● Exercises
A: Answer these questions using the PyMC3 notebook excerpt:
(i) In the model named normal_context, which step method is assigned to mu, and which is assigned to sd?
(ii) In the MAP estimate model, what prior distribution and parameter values are given to p?
(iii) According to the help text for MultiTrace, what is the core method for selecting values?
B: Using the PyMC3 notebook excerpt, explain why the warning says find_MAP should not be used to initialize the NUTS sampler.
C: Continue the PyMC3 notebook excerpt from the point where it stops.

Generally, the sampler will be automatically selected based on the type of the variable (discrete or continuous), but there are many samples that you can explicitly specify if you want to learn more about them or understand why an alternative would be better than the default for your problem.

In [30]:

niter = 2000
with pm.Model() as normal_context:
    mu = pm.Normal('mu', mu=0, sd=100)
    sd = pm.HalfCauchy('sd', beta=2)
    y = pm.Normal('y', mu=mu, sd=sd, observed=xs)

    step1 = pm.Slice(vars=mu)
    step2 = pm.Metropolis(vars=sd)

    t = pm.sample(niter, step=[step1, step2])

Multiprocess sampling (2 chains in 2 jobs)
CompoundStep
>Slice: [mu]
>Metropolis: [sd]
Sampling 2 chains: 100%|██████████| 5000/5000 [00:02<00:00, 1691.48draws/s]
The number of effective samples is smaller than 10% for some parameters.

In [32]:

pm.traceplot(t)
pass

notebook/../../build/doctrees/nbsphinx/notebook_S15A_PyMC3_55_0.png

MAP estimate¶

In [33]:

with pm.Model() as m:
    p = pm.Beta('p', alpha=2, beta=2)
    y = pm.Binomial('y', n=n, p=p, observed=heads)
    θ = pm.find_MAP()

/Users/cliburn/anaconda3/lib/python3.6/site-packages/pymc3/tuning/starting.py:61: UserWarning: find_MAP should not be used to initialize the NUTS sampler, simply call pymc3.sample() and it will automatically initialize NUTS in a better way.
  warnings.warn('find_MAP should not be used to initialize the NUTS sampler, simply call pymc3.sample() and it will automatically initialize NUTS in a better way.')
logp = -4.5407, ||grad|| = 11: 100%|██████████| 6/6 [00:00<00:00, 563.70it/s]

In [34]:

θ

Out[34]:

{'p_logodds__': array(0.43825493), 'p': array(0.60784314)}

Getting values from the trace¶

All the information about the posterior is in the trace, and it also provides statistics about the sampler.

In [35]:

help(trace)

Help on MultiTrace in module pymc3.backends.base object:

class MultiTrace(builtins.object)
 |  Main interface for accessing values from MCMC results
 |
 |  The core method to select values is `get_values`. The method
 |  to select sampler statistics is `get_sampler_stats`. Both kinds of
 |  values can also be accessed by indexing the MultiTrace object.
 |  Indexing can behave in four ways:
 |
 |  1. Indexing with a variable or variable name (str) returns all
 |     values for that variable, combining values for all chains.
 |
 |     >>> trace[varname]
 |
 |     Slicing after the variable name can be used to burn and thin
 |     the samples.
 |
 |     >>> trace[varname, 1000:]
 |
 |     For convenience during interactive use, values can also be
 |     accessed using the variable as an attribute.

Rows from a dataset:
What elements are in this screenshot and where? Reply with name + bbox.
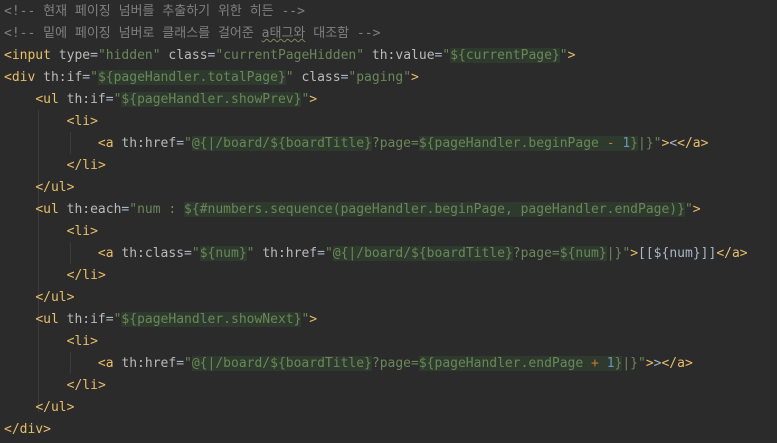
code-line[interactable]: <input type="hidden" class="currentPageH… <box>0 45 575 67</box>
code-line[interactable]: </li> <box>0 155 106 177</box>
code-line[interactable]: <ul th:if="${pageHandler.showPrev}"> <box>0 89 317 111</box>
code-line[interactable]: </li> <box>0 265 106 287</box>
code-line[interactable]: <a th:href="@{|/board/${boardTitle}?page… <box>0 353 693 375</box>
code-line[interactable]: </div> <box>0 419 51 441</box>
code-line[interactable]: <!-- 현재 페이징 넘버를 추출하기 위한 히든 --> <box>0 1 305 23</box>
code-line[interactable]: <ul th:if="${pageHandler.showNext}"> <box>0 309 317 331</box>
code-line[interactable]: <a th:class="${num}" th:href="@{|/board/… <box>0 243 748 265</box>
code-editor[interactable]: <!-- 현재 페이징 넘버를 추출하기 위한 히든 --> <!-- 밑에 페이… <box>0 0 777 443</box>
code-line[interactable]: <li> <box>0 221 98 243</box>
code-line[interactable]: </ul> <box>0 397 74 419</box>
code-line[interactable]: <a th:href="@{|/board/${boardTitle}?page… <box>0 133 708 155</box>
code-line[interactable]: <div th:if="${pageHandler.totalPage}" cl… <box>0 67 419 89</box>
code-line[interactable]: <li> <box>0 331 98 353</box>
code-line[interactable]: </ul> <box>0 287 74 309</box>
code-line[interactable]: </li> <box>0 375 106 397</box>
code-line[interactable]: <li> <box>0 111 98 133</box>
code-line[interactable]: <ul th:each="num : ${#numbers.sequence(p… <box>0 199 701 221</box>
code-line[interactable]: </ul> <box>0 177 74 199</box>
code-line[interactable]: <!-- 밑에 페이징 넘버로 클래스를 걸어준 a태그와 대조함 --> <box>0 23 380 45</box>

● Exercise responses
A:
(i) mu uses pm.Slice, and sd uses pm.Metropolis.
(ii) p has a Beta prior with alpha=2 and beta=2.
(iii) The core method is get_values.

B: Calling pymc3.sample() initializes NUTS automatically, and it does so in a better way. Using find_MAP for this purpose is therefore unnecessary.

C:
 |
 |     >>> trace.varname
 |
 |  2. Indexing with an integer returns a dictionary with values for
 |     each variable at the given index (corresponding to a single
 |     sampling iteration).
 |
 |  3. Slicing with a range returns a new trace with the number of draws
 |     corresponding to the range.
 |
 |  4. Indexing with the name of a sampler statistic that is not also
 |     the name of a variable returns those values from all chains.
 |     If there is more than one sampler that provides that statistic,
 |     the values are concatenated along a new axis.
 |
 |  For any methods that require a single trace (e.g., taking the length
 |  of the MultiTrace instance, which returns the number of draws), the
 |  trace with the highest chain number is always used.
 |
 |  Methods defined here:
 |
 |  __getattr__(self, name)
 |
 |  __getitem__(self, idx)
 |
 |  __init__(self, straces)
 |      Initialize self.  See help(type(self)) for accurate signature.
 |
 |  __len__(self)
 |
 |  __repr__(self)
 |      Return repr(self).
 |
 |  add_values(self, vals, overwrite=False)
 |      add variables to traces.
 |
 |      Parameters
 |      ----------
 |      vals : dict (str: array-like)
 |           The keys should be the names of the new variables. The values are expected to be
 |           array-like object. For traces with more than one chain the length of each value
 |           should match the number of total samples already in the trace (chains * iterations),
 |           otherwise a warning is raised.
 |      overwrite : bool
 |          If `False` (default) a ValueError is raised if the variable already exists.
 |          Change to `True` to overwrite the values of variables
 |
 |  get_sampler_stats(self, varname, burn=0, thin=1, combine=True, chains=None, squeeze=True)
 |      Get sampler statistics from the trace.
 |
 |      Parameters
 |      ----------
 |      varname : str
 |      sampler_idx : int or None
 |      burn : int
 |      thin : int
 |
 |      Returns
 |      -------
 |      If the `sampler_idx` is specified, return the statistic with
 |      the given name in a numpy array. If it is not specified and there
 |      is more than one sampler that provides this statistic, return
 |      a numpy array of shape (m, n), where `m` is the number of
 |      such samplers, and `n` is the number of samples.
 |
 |  get_values(self, varname, burn=0, thin=1, combine=True, chains=None, squeeze=True)
 |      Get values from traces.
 |
 |      Parameters
 |      ----------
 |      varname : str
 |      burn : int
 |      thin : int
 |      combine : bool
 |          If True, results from `chains` will be concatenated.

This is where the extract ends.